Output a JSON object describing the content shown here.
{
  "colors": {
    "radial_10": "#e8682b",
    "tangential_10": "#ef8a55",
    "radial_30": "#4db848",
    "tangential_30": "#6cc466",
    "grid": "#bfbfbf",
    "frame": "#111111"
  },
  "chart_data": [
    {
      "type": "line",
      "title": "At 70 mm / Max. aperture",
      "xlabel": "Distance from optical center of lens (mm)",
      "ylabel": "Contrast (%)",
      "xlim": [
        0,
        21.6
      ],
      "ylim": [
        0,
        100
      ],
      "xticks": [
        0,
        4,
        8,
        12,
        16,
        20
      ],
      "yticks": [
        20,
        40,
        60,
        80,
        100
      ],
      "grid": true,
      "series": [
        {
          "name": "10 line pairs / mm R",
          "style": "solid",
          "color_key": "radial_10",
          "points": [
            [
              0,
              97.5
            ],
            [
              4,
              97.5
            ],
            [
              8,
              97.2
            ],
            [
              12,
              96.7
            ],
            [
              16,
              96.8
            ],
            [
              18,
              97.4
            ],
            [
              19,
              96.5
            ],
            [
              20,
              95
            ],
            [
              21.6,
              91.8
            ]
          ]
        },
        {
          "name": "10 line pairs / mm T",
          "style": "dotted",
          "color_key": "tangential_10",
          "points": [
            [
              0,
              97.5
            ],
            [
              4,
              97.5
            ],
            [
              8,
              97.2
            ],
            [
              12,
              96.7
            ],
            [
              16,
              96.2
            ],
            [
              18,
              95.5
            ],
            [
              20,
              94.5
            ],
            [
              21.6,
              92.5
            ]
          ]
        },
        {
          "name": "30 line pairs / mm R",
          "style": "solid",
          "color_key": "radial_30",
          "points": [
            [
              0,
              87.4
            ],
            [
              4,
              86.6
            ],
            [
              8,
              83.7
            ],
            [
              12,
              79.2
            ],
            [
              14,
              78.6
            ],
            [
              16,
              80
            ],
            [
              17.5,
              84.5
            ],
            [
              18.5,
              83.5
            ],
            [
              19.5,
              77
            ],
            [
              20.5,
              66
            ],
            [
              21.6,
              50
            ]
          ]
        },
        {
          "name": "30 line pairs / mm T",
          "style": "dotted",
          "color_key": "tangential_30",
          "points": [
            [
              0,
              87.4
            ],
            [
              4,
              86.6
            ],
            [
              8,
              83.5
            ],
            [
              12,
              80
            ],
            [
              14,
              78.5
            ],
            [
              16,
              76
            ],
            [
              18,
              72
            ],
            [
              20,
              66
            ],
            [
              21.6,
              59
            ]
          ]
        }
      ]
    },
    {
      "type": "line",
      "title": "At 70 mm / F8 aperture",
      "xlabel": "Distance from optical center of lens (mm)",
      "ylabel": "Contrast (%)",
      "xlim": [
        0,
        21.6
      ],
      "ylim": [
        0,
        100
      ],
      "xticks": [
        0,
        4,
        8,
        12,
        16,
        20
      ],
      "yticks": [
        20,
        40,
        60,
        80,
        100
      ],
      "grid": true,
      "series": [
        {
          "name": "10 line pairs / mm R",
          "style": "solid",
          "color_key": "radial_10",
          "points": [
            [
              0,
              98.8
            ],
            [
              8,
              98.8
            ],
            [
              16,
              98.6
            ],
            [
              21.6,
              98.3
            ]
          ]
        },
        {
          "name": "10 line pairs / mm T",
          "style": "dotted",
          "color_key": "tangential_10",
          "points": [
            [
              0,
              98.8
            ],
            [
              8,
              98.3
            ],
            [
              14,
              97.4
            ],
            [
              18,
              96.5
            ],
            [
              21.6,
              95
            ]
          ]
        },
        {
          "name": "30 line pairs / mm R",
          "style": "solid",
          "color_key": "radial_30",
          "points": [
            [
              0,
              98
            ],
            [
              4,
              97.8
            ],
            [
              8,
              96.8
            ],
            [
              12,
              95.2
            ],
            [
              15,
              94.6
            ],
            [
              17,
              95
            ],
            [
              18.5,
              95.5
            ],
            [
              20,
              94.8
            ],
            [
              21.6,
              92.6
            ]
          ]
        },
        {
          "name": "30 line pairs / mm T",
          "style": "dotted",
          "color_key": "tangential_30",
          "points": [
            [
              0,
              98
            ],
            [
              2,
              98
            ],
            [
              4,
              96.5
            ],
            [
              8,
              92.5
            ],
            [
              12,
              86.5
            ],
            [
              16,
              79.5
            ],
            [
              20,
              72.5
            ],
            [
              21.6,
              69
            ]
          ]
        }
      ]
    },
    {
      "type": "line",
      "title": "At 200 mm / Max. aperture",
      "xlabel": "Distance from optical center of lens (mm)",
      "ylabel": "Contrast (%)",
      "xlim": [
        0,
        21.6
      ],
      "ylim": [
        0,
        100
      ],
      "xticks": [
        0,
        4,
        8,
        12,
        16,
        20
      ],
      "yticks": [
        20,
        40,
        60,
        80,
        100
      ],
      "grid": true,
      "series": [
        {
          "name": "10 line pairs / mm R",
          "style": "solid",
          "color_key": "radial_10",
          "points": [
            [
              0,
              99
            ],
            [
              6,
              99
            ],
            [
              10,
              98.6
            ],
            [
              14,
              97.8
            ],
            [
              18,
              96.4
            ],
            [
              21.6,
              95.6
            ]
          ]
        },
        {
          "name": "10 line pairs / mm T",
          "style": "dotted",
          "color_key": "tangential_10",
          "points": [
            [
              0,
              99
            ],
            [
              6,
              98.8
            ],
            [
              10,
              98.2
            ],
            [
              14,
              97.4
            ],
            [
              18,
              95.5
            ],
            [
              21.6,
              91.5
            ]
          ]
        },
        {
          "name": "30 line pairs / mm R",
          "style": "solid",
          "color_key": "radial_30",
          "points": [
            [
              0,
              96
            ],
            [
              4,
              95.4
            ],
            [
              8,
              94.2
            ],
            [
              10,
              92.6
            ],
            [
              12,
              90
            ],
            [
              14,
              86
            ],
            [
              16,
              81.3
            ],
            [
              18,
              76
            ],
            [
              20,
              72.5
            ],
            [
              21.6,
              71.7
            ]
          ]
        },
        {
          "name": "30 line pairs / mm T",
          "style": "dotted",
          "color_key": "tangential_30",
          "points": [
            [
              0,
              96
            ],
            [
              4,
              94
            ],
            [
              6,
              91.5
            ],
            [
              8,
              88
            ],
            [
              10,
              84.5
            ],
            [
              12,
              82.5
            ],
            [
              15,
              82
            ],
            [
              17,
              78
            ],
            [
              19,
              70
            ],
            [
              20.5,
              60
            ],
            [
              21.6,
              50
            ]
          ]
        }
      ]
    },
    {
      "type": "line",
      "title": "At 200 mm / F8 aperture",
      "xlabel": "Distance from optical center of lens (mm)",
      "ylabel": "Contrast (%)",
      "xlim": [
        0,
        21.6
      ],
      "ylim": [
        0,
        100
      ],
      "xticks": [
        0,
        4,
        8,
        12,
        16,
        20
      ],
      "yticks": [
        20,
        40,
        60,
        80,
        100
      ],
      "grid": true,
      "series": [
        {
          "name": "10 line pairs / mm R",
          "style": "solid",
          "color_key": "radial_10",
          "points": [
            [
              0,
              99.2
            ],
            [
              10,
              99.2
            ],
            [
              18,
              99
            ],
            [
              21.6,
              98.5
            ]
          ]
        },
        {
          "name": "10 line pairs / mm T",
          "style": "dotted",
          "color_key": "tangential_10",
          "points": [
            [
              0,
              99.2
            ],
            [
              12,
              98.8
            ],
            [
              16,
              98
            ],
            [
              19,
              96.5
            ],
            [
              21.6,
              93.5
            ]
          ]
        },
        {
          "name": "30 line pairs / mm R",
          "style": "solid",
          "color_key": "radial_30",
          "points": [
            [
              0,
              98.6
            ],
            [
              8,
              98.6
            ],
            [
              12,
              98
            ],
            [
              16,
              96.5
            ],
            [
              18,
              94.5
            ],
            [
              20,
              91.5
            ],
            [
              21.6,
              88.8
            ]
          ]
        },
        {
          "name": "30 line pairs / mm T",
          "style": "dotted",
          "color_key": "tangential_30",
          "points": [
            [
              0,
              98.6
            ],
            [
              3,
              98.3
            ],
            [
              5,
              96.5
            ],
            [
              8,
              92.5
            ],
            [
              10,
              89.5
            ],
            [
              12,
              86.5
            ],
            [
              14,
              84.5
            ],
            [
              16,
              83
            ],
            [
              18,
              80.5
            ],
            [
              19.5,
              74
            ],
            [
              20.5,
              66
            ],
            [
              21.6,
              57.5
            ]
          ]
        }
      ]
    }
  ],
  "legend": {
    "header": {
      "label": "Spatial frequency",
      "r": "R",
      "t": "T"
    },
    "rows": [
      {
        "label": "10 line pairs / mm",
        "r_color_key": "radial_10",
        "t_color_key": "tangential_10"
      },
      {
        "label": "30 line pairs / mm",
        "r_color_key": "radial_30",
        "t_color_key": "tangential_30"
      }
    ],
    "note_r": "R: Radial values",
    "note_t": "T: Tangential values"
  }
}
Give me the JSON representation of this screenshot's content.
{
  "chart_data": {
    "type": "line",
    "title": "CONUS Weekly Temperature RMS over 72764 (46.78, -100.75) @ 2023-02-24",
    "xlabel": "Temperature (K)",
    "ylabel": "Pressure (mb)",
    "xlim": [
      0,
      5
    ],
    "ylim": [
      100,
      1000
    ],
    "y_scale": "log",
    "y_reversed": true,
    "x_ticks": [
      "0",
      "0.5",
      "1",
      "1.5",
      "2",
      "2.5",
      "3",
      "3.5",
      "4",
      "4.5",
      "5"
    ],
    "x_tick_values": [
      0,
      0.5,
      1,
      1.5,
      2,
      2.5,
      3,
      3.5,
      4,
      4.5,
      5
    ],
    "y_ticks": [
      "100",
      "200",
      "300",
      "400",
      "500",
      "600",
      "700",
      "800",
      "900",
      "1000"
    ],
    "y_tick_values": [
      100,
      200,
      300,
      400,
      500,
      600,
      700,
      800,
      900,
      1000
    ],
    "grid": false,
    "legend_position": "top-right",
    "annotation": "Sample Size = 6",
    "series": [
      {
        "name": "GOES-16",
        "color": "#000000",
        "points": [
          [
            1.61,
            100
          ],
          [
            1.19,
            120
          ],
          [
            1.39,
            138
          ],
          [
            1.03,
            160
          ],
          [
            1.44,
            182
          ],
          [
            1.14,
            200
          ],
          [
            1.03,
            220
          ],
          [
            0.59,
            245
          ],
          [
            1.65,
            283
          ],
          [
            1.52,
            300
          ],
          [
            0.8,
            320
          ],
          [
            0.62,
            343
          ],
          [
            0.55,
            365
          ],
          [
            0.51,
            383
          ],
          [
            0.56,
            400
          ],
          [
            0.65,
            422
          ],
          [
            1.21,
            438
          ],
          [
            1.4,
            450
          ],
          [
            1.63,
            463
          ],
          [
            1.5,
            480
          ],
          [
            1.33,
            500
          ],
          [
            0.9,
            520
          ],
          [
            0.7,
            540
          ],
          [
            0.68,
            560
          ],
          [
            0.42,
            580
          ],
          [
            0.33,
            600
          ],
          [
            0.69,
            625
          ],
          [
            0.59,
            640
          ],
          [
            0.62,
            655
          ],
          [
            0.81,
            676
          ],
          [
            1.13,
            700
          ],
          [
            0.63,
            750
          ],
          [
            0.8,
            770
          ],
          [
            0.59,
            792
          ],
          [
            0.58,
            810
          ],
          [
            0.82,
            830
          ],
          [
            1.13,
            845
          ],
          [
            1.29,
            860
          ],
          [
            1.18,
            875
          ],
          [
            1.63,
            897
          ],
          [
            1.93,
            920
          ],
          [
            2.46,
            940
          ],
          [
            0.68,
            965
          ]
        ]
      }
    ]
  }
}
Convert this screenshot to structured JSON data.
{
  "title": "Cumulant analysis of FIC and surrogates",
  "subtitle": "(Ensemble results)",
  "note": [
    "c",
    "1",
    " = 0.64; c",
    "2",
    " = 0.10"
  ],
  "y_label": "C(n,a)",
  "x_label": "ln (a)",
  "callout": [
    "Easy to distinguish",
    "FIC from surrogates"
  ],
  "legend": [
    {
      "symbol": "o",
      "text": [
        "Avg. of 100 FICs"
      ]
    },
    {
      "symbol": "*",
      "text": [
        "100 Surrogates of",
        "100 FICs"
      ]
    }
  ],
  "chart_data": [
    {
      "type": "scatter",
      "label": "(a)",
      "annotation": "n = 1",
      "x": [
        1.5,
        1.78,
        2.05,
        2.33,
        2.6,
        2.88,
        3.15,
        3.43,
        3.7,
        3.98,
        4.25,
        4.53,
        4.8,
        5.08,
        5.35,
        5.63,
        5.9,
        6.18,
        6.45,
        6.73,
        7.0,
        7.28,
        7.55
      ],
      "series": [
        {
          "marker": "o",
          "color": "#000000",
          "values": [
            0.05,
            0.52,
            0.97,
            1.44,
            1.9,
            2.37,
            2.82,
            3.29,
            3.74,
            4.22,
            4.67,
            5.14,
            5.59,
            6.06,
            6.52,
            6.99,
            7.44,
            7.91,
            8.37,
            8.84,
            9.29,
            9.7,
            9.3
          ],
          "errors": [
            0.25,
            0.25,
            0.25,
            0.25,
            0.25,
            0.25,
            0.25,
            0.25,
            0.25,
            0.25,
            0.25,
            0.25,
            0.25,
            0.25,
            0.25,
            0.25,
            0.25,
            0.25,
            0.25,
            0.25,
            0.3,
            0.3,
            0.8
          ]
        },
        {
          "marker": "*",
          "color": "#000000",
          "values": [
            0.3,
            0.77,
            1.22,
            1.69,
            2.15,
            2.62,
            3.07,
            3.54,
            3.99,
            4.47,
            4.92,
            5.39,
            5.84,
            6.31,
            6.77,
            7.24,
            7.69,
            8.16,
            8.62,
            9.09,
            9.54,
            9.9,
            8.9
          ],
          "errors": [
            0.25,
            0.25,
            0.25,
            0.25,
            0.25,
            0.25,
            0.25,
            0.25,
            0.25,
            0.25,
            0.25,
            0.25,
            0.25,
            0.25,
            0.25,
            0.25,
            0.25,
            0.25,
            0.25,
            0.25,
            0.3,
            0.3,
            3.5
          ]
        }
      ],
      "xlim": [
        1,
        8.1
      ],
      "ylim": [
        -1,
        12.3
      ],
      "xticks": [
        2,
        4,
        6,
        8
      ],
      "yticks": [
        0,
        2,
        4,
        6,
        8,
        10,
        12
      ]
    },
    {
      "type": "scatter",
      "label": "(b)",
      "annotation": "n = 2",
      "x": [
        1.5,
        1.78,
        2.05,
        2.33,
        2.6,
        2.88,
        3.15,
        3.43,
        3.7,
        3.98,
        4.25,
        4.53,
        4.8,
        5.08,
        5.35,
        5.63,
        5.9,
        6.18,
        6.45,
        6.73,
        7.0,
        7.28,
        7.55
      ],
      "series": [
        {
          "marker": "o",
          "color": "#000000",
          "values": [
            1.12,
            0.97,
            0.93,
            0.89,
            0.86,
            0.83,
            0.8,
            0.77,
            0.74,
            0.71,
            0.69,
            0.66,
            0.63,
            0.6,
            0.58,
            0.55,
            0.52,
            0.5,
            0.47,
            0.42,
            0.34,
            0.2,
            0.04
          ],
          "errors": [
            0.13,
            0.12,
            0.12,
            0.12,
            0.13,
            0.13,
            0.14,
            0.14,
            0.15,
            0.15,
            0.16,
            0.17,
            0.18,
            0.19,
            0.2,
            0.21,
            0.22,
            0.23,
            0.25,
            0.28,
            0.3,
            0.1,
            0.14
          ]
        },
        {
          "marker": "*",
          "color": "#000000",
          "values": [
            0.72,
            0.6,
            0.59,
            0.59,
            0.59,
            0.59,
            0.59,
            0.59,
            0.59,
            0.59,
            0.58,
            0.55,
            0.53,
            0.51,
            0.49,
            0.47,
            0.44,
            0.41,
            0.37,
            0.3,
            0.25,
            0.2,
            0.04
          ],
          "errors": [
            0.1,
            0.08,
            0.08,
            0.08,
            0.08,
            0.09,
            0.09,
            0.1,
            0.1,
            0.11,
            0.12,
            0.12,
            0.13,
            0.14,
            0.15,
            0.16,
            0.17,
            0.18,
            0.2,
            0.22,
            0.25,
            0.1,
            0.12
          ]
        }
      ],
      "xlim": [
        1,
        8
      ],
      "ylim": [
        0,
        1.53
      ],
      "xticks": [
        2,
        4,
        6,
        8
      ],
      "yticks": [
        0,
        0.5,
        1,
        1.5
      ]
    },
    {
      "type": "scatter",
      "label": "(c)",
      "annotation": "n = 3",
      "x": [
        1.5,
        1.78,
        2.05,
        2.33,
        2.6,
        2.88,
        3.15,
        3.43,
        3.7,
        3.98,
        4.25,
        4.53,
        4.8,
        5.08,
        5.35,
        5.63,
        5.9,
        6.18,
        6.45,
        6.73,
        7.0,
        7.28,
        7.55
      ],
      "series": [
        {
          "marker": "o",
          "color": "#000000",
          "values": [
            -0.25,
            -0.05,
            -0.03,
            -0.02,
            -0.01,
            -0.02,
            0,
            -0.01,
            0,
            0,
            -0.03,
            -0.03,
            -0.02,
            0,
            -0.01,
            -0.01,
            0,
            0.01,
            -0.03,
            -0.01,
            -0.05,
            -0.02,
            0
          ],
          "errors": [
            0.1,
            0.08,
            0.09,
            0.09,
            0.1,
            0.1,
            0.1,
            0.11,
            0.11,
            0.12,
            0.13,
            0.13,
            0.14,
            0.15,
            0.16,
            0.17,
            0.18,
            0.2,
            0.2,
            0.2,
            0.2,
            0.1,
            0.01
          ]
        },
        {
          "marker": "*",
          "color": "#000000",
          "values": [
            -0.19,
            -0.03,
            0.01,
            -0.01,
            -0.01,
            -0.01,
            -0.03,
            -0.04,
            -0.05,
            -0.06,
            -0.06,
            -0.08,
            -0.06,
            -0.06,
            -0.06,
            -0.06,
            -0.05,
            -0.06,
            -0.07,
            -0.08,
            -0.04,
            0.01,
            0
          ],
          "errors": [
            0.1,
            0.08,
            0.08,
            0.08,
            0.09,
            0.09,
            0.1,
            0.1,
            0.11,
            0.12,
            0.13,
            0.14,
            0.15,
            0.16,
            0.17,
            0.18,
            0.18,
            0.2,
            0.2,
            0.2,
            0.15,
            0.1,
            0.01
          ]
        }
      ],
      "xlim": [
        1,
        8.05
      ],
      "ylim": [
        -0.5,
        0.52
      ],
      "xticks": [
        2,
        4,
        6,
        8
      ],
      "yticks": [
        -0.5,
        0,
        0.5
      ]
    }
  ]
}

****************************************

The answer must consist solely of the number of lines in the entries that contain the word "annotation".

▶ [RESPONSE TO THE EXERCISE] 4